▶ _Source material_:
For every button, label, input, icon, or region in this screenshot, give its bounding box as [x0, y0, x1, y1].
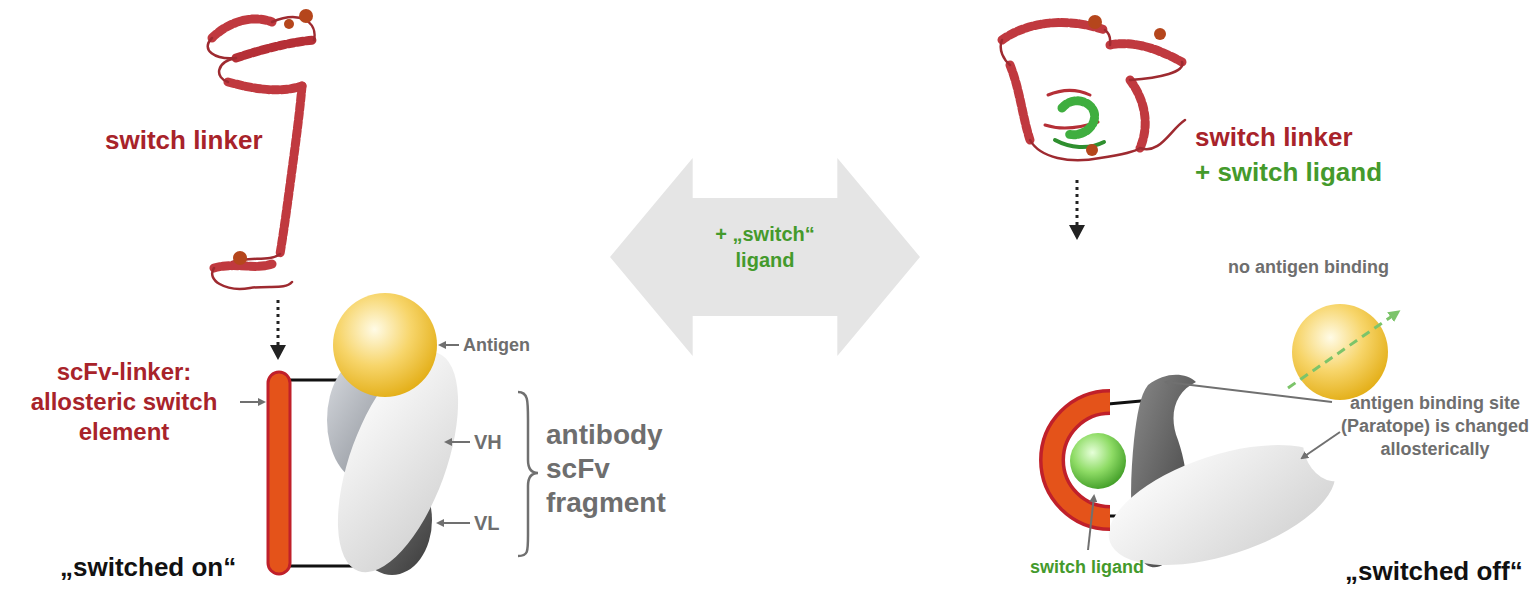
--
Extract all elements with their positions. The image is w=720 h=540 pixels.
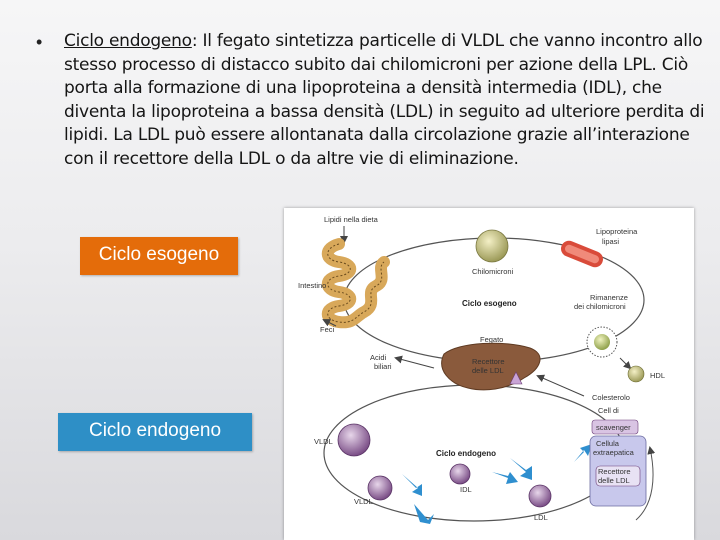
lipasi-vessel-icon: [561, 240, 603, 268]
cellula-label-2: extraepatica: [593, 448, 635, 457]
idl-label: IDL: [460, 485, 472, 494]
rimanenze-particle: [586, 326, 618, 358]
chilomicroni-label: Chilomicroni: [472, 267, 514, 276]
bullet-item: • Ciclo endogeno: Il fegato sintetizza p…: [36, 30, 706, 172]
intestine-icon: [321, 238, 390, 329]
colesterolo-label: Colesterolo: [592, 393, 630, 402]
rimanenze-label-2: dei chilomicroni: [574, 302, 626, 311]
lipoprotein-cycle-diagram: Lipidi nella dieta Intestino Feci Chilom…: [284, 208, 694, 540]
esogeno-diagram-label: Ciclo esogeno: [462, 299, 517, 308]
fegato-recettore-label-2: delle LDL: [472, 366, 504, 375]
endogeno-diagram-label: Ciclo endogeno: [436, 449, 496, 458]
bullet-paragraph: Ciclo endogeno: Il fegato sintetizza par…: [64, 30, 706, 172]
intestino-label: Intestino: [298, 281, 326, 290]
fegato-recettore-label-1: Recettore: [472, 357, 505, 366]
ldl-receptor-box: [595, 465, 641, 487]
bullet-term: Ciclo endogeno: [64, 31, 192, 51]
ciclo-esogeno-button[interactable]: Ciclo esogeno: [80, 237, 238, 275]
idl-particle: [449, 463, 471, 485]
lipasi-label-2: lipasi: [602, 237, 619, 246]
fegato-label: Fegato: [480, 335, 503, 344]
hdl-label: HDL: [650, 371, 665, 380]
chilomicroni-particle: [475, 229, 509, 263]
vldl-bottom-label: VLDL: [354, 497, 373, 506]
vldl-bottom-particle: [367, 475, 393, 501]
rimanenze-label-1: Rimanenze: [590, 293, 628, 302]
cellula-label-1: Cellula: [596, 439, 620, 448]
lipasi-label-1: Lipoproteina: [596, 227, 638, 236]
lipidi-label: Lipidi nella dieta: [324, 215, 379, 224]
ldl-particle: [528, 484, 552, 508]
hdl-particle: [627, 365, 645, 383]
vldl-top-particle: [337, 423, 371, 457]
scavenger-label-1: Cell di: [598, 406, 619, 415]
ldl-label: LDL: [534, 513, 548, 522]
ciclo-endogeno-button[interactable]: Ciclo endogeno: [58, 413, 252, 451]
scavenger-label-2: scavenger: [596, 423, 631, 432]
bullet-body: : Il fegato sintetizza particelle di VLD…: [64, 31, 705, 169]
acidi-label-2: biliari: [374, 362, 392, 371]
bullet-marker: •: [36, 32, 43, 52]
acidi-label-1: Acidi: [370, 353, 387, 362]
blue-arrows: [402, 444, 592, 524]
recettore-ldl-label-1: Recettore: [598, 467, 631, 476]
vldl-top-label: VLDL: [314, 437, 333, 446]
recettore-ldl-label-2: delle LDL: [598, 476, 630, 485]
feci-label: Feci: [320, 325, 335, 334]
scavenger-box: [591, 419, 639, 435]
...
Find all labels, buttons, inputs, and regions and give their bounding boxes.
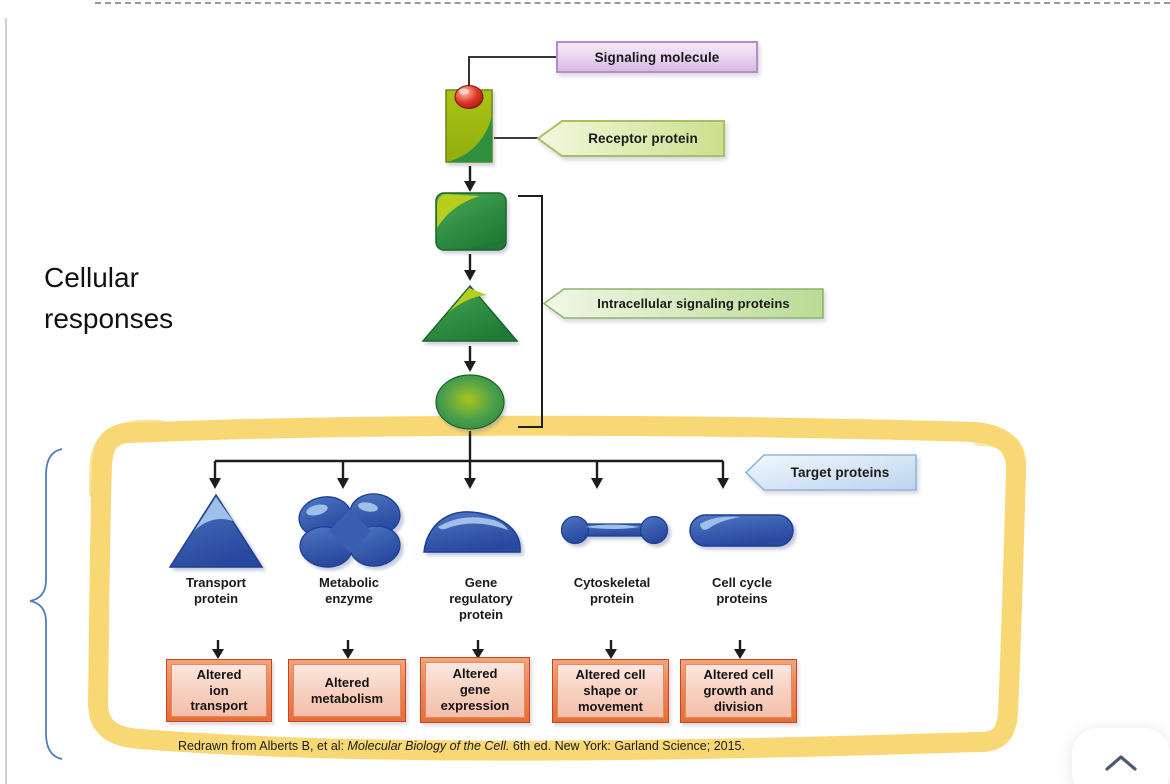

▶ _Task prompt_: Collect the complete line wherever the string "give" appears in the records.

▶ _Response for this exercise_:
For every button, label, input, icon, or region in this screenshot, give its bounding box as [x0, y0, x1, y1].
Find all labels, buttons, inputs, and regions and give their bounding boxes.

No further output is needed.